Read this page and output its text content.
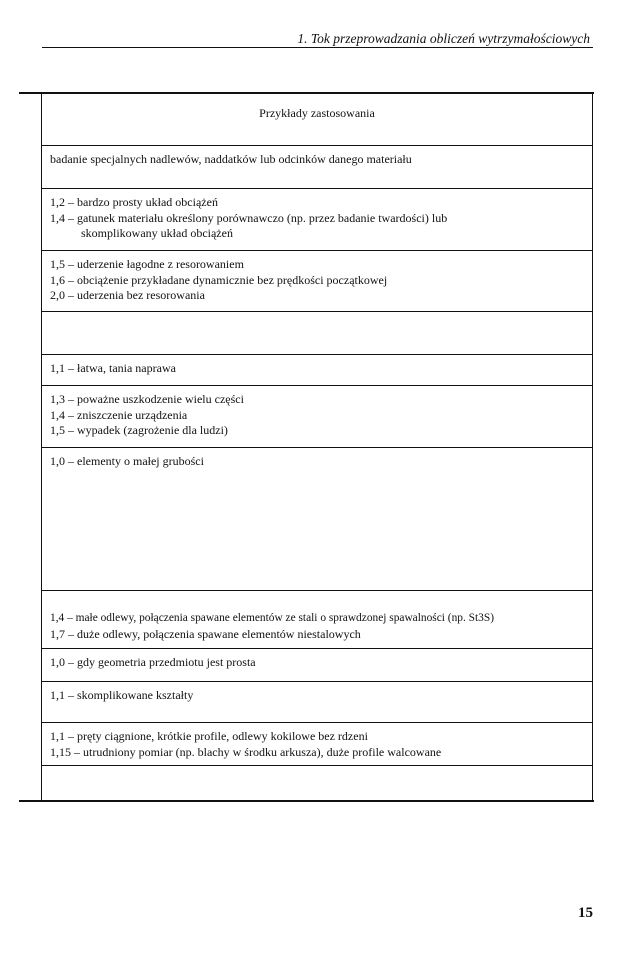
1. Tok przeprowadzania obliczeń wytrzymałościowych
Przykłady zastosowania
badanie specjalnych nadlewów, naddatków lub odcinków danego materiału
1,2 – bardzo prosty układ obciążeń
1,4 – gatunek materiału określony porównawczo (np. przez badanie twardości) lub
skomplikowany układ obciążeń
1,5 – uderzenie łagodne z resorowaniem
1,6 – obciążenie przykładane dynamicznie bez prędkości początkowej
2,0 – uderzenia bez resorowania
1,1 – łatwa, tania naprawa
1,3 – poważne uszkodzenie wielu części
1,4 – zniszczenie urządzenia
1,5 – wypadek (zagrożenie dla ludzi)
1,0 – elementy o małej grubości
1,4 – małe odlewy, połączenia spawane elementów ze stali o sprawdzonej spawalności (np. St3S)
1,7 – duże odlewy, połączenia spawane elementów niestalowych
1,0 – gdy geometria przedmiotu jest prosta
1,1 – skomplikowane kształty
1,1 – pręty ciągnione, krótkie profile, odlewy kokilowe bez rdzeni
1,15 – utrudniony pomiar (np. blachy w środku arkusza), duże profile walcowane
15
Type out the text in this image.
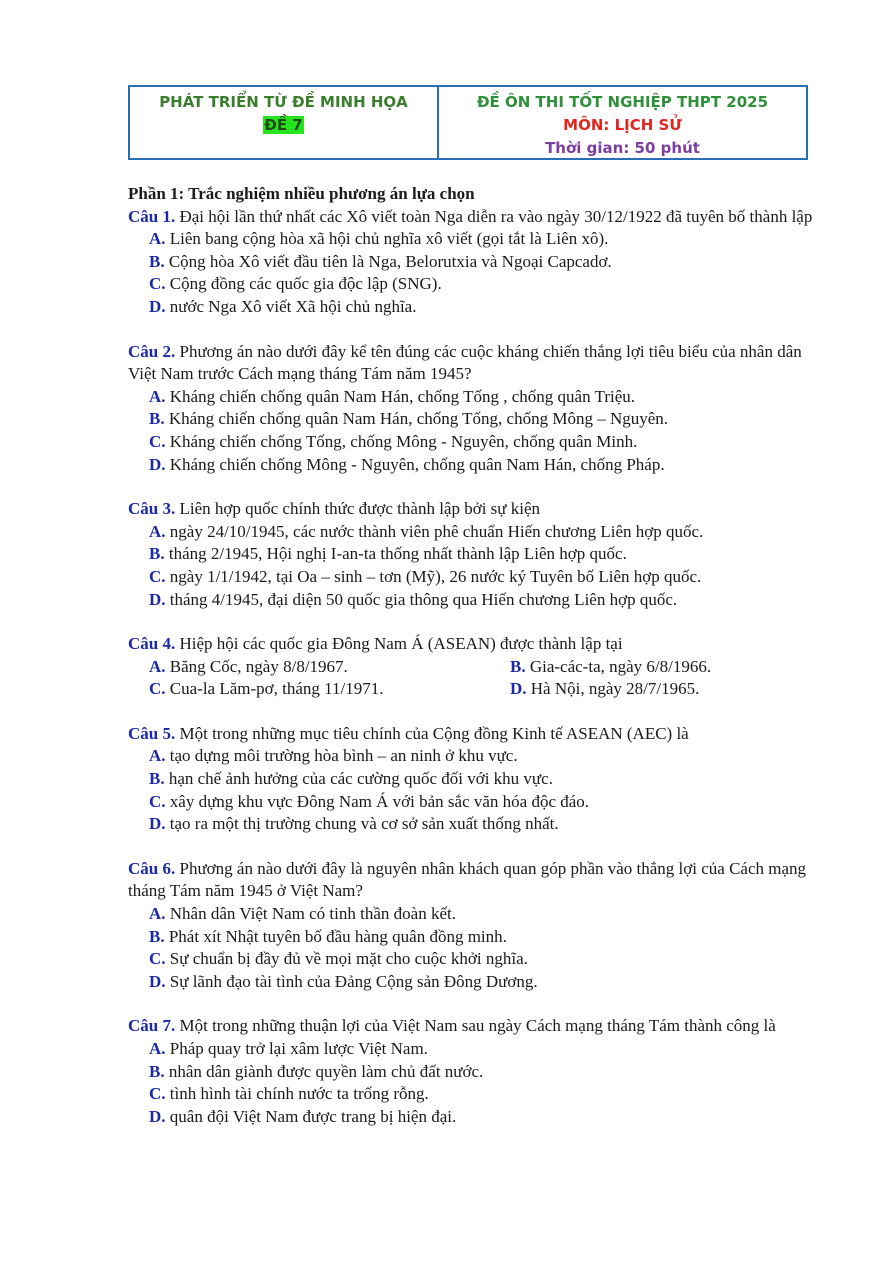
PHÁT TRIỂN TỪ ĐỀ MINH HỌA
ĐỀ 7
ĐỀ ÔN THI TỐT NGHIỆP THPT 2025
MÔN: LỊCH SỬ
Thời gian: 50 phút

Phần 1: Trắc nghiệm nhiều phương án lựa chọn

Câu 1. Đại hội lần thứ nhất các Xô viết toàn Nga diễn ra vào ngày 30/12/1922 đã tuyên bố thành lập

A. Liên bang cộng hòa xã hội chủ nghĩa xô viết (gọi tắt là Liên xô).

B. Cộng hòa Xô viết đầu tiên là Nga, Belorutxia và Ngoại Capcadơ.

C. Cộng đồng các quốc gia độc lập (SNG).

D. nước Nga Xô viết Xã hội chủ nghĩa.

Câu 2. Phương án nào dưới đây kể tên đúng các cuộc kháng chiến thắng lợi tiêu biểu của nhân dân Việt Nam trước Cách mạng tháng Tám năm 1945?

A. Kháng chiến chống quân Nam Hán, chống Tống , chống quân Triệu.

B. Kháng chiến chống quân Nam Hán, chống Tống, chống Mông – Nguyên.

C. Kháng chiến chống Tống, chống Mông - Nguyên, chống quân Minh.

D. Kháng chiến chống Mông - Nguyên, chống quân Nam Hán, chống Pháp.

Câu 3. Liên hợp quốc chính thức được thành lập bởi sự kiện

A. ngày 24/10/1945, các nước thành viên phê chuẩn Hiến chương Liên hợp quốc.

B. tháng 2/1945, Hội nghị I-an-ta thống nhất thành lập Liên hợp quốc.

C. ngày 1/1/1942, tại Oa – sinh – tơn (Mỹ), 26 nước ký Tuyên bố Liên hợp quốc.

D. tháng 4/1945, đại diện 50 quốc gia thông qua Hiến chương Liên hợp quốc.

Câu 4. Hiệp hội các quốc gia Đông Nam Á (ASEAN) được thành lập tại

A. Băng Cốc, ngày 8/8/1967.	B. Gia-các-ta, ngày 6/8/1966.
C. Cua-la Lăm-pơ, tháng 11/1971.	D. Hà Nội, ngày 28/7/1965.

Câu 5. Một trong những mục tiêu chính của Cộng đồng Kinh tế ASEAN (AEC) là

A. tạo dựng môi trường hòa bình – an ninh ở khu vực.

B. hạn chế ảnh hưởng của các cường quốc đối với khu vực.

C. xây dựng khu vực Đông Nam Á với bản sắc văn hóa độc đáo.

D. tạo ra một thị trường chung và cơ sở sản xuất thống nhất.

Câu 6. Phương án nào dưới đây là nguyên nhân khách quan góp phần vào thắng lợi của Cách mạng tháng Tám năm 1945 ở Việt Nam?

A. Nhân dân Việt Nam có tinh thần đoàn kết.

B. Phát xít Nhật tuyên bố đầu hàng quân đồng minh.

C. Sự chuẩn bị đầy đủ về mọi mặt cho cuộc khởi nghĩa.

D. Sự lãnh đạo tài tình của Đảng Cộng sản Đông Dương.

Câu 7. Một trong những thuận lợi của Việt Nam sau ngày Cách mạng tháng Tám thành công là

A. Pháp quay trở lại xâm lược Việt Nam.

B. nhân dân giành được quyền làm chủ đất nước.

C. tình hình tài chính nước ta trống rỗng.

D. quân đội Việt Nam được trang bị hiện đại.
...
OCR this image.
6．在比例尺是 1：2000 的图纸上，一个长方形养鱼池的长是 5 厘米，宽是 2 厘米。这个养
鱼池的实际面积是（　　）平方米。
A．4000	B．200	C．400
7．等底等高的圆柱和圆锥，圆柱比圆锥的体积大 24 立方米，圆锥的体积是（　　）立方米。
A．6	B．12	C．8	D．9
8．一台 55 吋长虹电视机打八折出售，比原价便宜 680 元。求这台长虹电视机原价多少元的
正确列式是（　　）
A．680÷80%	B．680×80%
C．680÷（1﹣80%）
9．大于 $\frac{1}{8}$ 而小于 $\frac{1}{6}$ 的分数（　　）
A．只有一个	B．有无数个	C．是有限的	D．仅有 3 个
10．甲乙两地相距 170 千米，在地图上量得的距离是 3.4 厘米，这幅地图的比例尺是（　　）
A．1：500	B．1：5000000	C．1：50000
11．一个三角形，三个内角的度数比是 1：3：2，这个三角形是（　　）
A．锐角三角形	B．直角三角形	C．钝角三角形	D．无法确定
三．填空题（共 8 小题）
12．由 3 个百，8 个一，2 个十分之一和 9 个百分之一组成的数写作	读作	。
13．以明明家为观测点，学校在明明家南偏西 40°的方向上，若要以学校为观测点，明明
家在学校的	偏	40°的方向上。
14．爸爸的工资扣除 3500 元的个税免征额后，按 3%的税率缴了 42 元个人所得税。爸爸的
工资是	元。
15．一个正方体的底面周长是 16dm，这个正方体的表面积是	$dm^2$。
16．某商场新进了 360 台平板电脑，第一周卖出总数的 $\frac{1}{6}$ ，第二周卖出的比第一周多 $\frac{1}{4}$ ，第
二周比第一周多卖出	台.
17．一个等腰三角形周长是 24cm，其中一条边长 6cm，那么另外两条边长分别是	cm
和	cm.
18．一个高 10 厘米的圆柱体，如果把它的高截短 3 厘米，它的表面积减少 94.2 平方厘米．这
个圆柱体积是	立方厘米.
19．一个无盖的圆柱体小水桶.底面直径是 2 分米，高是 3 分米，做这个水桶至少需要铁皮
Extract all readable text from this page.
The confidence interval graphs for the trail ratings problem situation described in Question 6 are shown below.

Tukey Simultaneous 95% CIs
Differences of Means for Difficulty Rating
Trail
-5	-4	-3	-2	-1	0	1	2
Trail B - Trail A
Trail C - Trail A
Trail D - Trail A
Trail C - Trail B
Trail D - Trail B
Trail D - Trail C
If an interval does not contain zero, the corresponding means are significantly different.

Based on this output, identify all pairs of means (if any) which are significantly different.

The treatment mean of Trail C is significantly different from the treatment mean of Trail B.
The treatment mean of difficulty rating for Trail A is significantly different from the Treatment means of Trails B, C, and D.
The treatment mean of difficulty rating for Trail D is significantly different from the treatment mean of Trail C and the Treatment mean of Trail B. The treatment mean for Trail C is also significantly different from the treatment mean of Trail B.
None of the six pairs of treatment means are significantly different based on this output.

### WHAT THIS TASK INVOLVES
Scan the data above and copy every line with "的方向上" in it.

### FINISHED ANSWER
13．以明明家为观测点，学校在明明家南偏西 40°的方向上，若要以学校为观测点，明明
家在学校的	偏	40°的方向上。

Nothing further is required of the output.